TASK INSTRUCTIONS: Set down the full listing exactly as given. Any pictures are to be left out.

MATERIAL SHOWN:

┌────────

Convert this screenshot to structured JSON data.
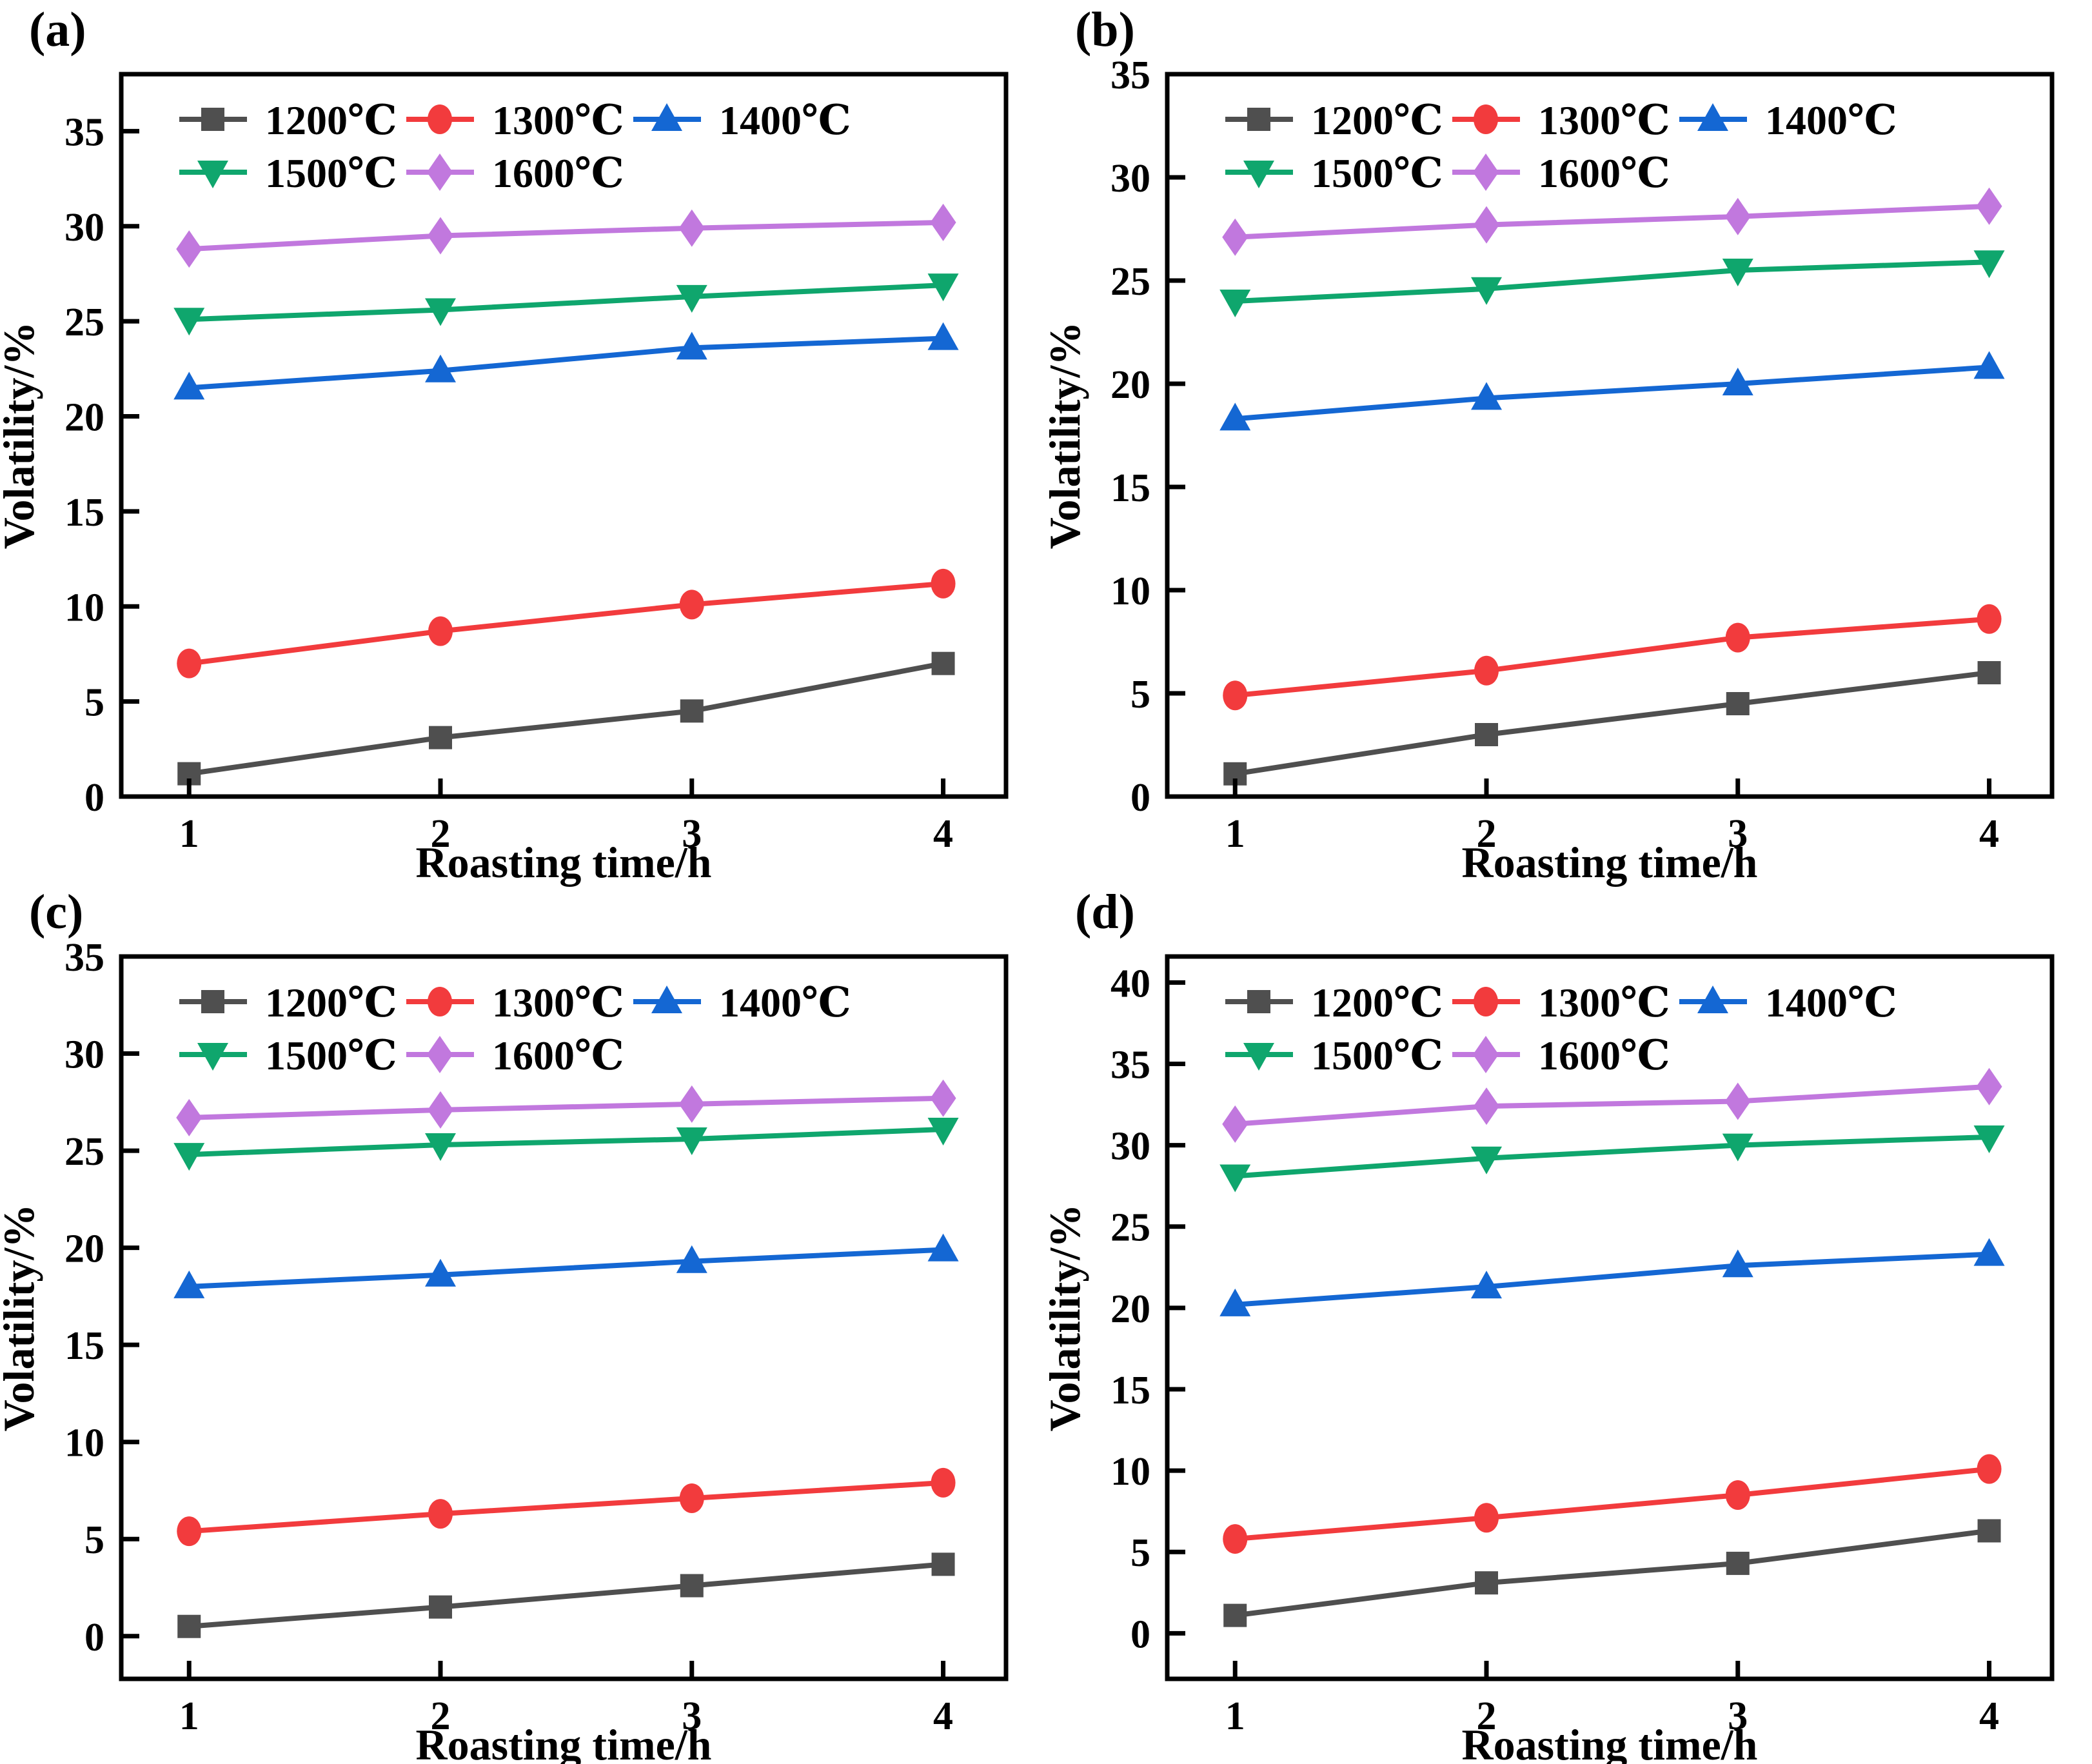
{
  "figure": {
    "background": "#ffffff",
    "axis_color": "#000000"
  },
  "chart_data": [
    {
      "type": "line",
      "panel_label": "(a)",
      "xlabel": "Roasting time/h",
      "ylabel": "Volatility/%",
      "x": [
        1,
        2,
        3,
        4
      ],
      "xticks": [
        1,
        2,
        3,
        4
      ],
      "xlim": [
        0.73,
        4.25
      ],
      "yticks": [
        0,
        5,
        10,
        15,
        20,
        25,
        30,
        35
      ],
      "ylim": [
        0,
        38
      ],
      "grid": false,
      "legend_position": "top-left",
      "series": [
        {
          "name": "1200℃",
          "marker": "square",
          "color": "#4f4f4f",
          "values": [
            1.2,
            3.1,
            4.5,
            7.0
          ]
        },
        {
          "name": "1300℃",
          "marker": "circle",
          "color": "#f23b3d",
          "values": [
            7.0,
            8.7,
            10.1,
            11.2
          ]
        },
        {
          "name": "1400℃",
          "marker": "triangle-up",
          "color": "#1467d3",
          "values": [
            21.5,
            22.4,
            23.6,
            24.1
          ]
        },
        {
          "name": "1500℃",
          "marker": "triangle-down",
          "color": "#0fa66d",
          "values": [
            25.1,
            25.6,
            26.3,
            26.9
          ]
        },
        {
          "name": "1600℃",
          "marker": "diamond",
          "color": "#c178de",
          "values": [
            28.8,
            29.5,
            29.9,
            30.2
          ]
        }
      ]
    },
    {
      "type": "line",
      "panel_label": "(b)",
      "xlabel": "Roasting time/h",
      "ylabel": "Volatility/%",
      "x": [
        1,
        2,
        3,
        4
      ],
      "xticks": [
        1,
        2,
        3,
        4
      ],
      "xlim": [
        0.73,
        4.25
      ],
      "yticks": [
        0,
        5,
        10,
        15,
        20,
        25,
        30,
        35
      ],
      "ylim": [
        0,
        35
      ],
      "grid": false,
      "legend_position": "top-left",
      "series": [
        {
          "name": "1200℃",
          "marker": "square",
          "color": "#4f4f4f",
          "values": [
            1.1,
            3.0,
            4.5,
            6.0
          ]
        },
        {
          "name": "1300℃",
          "marker": "circle",
          "color": "#f23b3d",
          "values": [
            4.9,
            6.1,
            7.7,
            8.6
          ]
        },
        {
          "name": "1400℃",
          "marker": "triangle-up",
          "color": "#1467d3",
          "values": [
            18.3,
            19.3,
            20.0,
            20.8
          ]
        },
        {
          "name": "1500℃",
          "marker": "triangle-down",
          "color": "#0fa66d",
          "values": [
            24.0,
            24.6,
            25.5,
            25.9
          ]
        },
        {
          "name": "1600℃",
          "marker": "diamond",
          "color": "#c178de",
          "values": [
            27.1,
            27.7,
            28.1,
            28.6
          ]
        }
      ]
    },
    {
      "type": "line",
      "panel_label": "(c)",
      "xlabel": "Roasting time/h",
      "ylabel": "Volatility/%",
      "x": [
        1,
        2,
        3,
        4
      ],
      "xticks": [
        1,
        2,
        3,
        4
      ],
      "xlim": [
        0.73,
        4.25
      ],
      "yticks": [
        0,
        5,
        10,
        15,
        20,
        25,
        30,
        35
      ],
      "ylim": [
        -2.2,
        35
      ],
      "grid": false,
      "legend_position": "top-left",
      "series": [
        {
          "name": "1200℃",
          "marker": "square",
          "color": "#4f4f4f",
          "values": [
            0.5,
            1.5,
            2.6,
            3.7
          ]
        },
        {
          "name": "1300℃",
          "marker": "circle",
          "color": "#f23b3d",
          "values": [
            5.4,
            6.3,
            7.1,
            7.9
          ]
        },
        {
          "name": "1400℃",
          "marker": "triangle-up",
          "color": "#1467d3",
          "values": [
            18.0,
            18.6,
            19.3,
            19.9
          ]
        },
        {
          "name": "1500℃",
          "marker": "triangle-down",
          "color": "#0fa66d",
          "values": [
            24.8,
            25.3,
            25.6,
            26.1
          ]
        },
        {
          "name": "1600℃",
          "marker": "diamond",
          "color": "#c178de",
          "values": [
            26.7,
            27.1,
            27.4,
            27.7
          ]
        }
      ]
    },
    {
      "type": "line",
      "panel_label": "(d)",
      "xlabel": "Roasting time/h",
      "ylabel": "Volatility/%",
      "x": [
        1,
        2,
        3,
        4
      ],
      "xticks": [
        1,
        2,
        3,
        4
      ],
      "xlim": [
        0.73,
        4.25
      ],
      "yticks": [
        0,
        5,
        10,
        15,
        20,
        25,
        30,
        35,
        40
      ],
      "ylim": [
        -2.8,
        41.6
      ],
      "grid": false,
      "legend_position": "top-left",
      "series": [
        {
          "name": "1200℃",
          "marker": "square",
          "color": "#4f4f4f",
          "values": [
            1.1,
            3.1,
            4.3,
            6.3
          ]
        },
        {
          "name": "1300℃",
          "marker": "circle",
          "color": "#f23b3d",
          "values": [
            5.8,
            7.1,
            8.5,
            10.1
          ]
        },
        {
          "name": "1400℃",
          "marker": "triangle-up",
          "color": "#1467d3",
          "values": [
            20.2,
            21.3,
            22.6,
            23.3
          ]
        },
        {
          "name": "1500℃",
          "marker": "triangle-down",
          "color": "#0fa66d",
          "values": [
            28.1,
            29.2,
            30.0,
            30.5
          ]
        },
        {
          "name": "1600℃",
          "marker": "diamond",
          "color": "#c178de",
          "values": [
            31.3,
            32.4,
            32.7,
            33.6
          ]
        }
      ]
    }
  ]
}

└────────

PROBLEM SOLUTION:
Convert this screenshot to structured JSON data.
{
  "figure": {
    "background": "#ffffff",
    "axis_color": "#000000"
  },
  "chart_data": [
    {
      "type": "line",
      "panel_label": "(a)",
      "xlabel": "Roasting time/h",
      "ylabel": "Volatility/%",
      "x": [
        1,
        2,
        3,
        4
      ],
      "xticks": [
        1,
        2,
        3,
        4
      ],
      "xlim": [
        0.73,
        4.25
      ],
      "yticks": [
        0,
        5,
        10,
        15,
        20,
        25,
        30,
        35
      ],
      "ylim": [
        0,
        38
      ],
      "grid": false,
      "legend_position": "top-left",
      "series": [
        {
          "name": "1200℃",
          "marker": "square",
          "color": "#4f4f4f",
          "values": [
            1.2,
            3.1,
            4.5,
            7.0
          ]
        },
        {
          "name": "1300℃",
          "marker": "circle",
          "color": "#f23b3d",
          "values": [
            7.0,
            8.7,
            10.1,
            11.2
          ]
        },
        {
          "name": "1400℃",
          "marker": "triangle-up",
          "color": "#1467d3",
          "values": [
            21.5,
            22.4,
            23.6,
            24.1
          ]
        },
        {
          "name": "1500℃",
          "marker": "triangle-down",
          "color": "#0fa66d",
          "values": [
            25.1,
            25.6,
            26.3,
            26.9
          ]
        },
        {
          "name": "1600℃",
          "marker": "diamond",
          "color": "#c178de",
          "values": [
            28.8,
            29.5,
            29.9,
            30.2
          ]
        }
      ]
    },
    {
      "type": "line",
      "panel_label": "(b)",
      "xlabel": "Roasting time/h",
      "ylabel": "Volatility/%",
      "x": [
        1,
        2,
        3,
        4
      ],
      "xticks": [
        1,
        2,
        3,
        4
      ],
      "xlim": [
        0.73,
        4.25
      ],
      "yticks": [
        0,
        5,
        10,
        15,
        20,
        25,
        30,
        35
      ],
      "ylim": [
        0,
        35
      ],
      "grid": false,
      "legend_position": "top-left",
      "series": [
        {
          "name": "1200℃",
          "marker": "square",
          "color": "#4f4f4f",
          "values": [
            1.1,
            3.0,
            4.5,
            6.0
          ]
        },
        {
          "name": "1300℃",
          "marker": "circle",
          "color": "#f23b3d",
          "values": [
            4.9,
            6.1,
            7.7,
            8.6
          ]
        },
        {
          "name": "1400℃",
          "marker": "triangle-up",
          "color": "#1467d3",
          "values": [
            18.3,
            19.3,
            20.0,
            20.8
          ]
        },
        {
          "name": "1500℃",
          "marker": "triangle-down",
          "color": "#0fa66d",
          "values": [
            24.0,
            24.6,
            25.5,
            25.9
          ]
        },
        {
          "name": "1600℃",
          "marker": "diamond",
          "color": "#c178de",
          "values": [
            27.1,
            27.7,
            28.1,
            28.6
          ]
        }
      ]
    },
    {
      "type": "line",
      "panel_label": "(c)",
      "xlabel": "Roasting time/h",
      "ylabel": "Volatility/%",
      "x": [
        1,
        2,
        3,
        4
      ],
      "xticks": [
        1,
        2,
        3,
        4
      ],
      "xlim": [
        0.73,
        4.25
      ],
      "yticks": [
        0,
        5,
        10,
        15,
        20,
        25,
        30,
        35
      ],
      "ylim": [
        -2.2,
        35
      ],
      "grid": false,
      "legend_position": "top-left",
      "series": [
        {
          "name": "1200℃",
          "marker": "square",
          "color": "#4f4f4f",
          "values": [
            0.5,
            1.5,
            2.6,
            3.7
          ]
        },
        {
          "name": "1300℃",
          "marker": "circle",
          "color": "#f23b3d",
          "values": [
            5.4,
            6.3,
            7.1,
            7.9
          ]
        },
        {
          "name": "1400℃",
          "marker": "triangle-up",
          "color": "#1467d3",
          "values": [
            18.0,
            18.6,
            19.3,
            19.9
          ]
        },
        {
          "name": "1500℃",
          "marker": "triangle-down",
          "color": "#0fa66d",
          "values": [
            24.8,
            25.3,
            25.6,
            26.1
          ]
        },
        {
          "name": "1600℃",
          "marker": "diamond",
          "color": "#c178de",
          "values": [
            26.7,
            27.1,
            27.4,
            27.7
          ]
        }
      ]
    },
    {
      "type": "line",
      "panel_label": "(d)",
      "xlabel": "Roasting time/h",
      "ylabel": "Volatility/%",
      "x": [
        1,
        2,
        3,
        4
      ],
      "xticks": [
        1,
        2,
        3,
        4
      ],
      "xlim": [
        0.73,
        4.25
      ],
      "yticks": [
        0,
        5,
        10,
        15,
        20,
        25,
        30,
        35,
        40
      ],
      "ylim": [
        -2.8,
        41.6
      ],
      "grid": false,
      "legend_position": "top-left",
      "series": [
        {
          "name": "1200℃",
          "marker": "square",
          "color": "#4f4f4f",
          "values": [
            1.1,
            3.1,
            4.3,
            6.3
          ]
        },
        {
          "name": "1300℃",
          "marker": "circle",
          "color": "#f23b3d",
          "values": [
            5.8,
            7.1,
            8.5,
            10.1
          ]
        },
        {
          "name": "1400℃",
          "marker": "triangle-up",
          "color": "#1467d3",
          "values": [
            20.2,
            21.3,
            22.6,
            23.3
          ]
        },
        {
          "name": "1500℃",
          "marker": "triangle-down",
          "color": "#0fa66d",
          "values": [
            28.1,
            29.2,
            30.0,
            30.5
          ]
        },
        {
          "name": "1600℃",
          "marker": "diamond",
          "color": "#c178de",
          "values": [
            31.3,
            32.4,
            32.7,
            33.6
          ]
        }
      ]
    }
  ]
}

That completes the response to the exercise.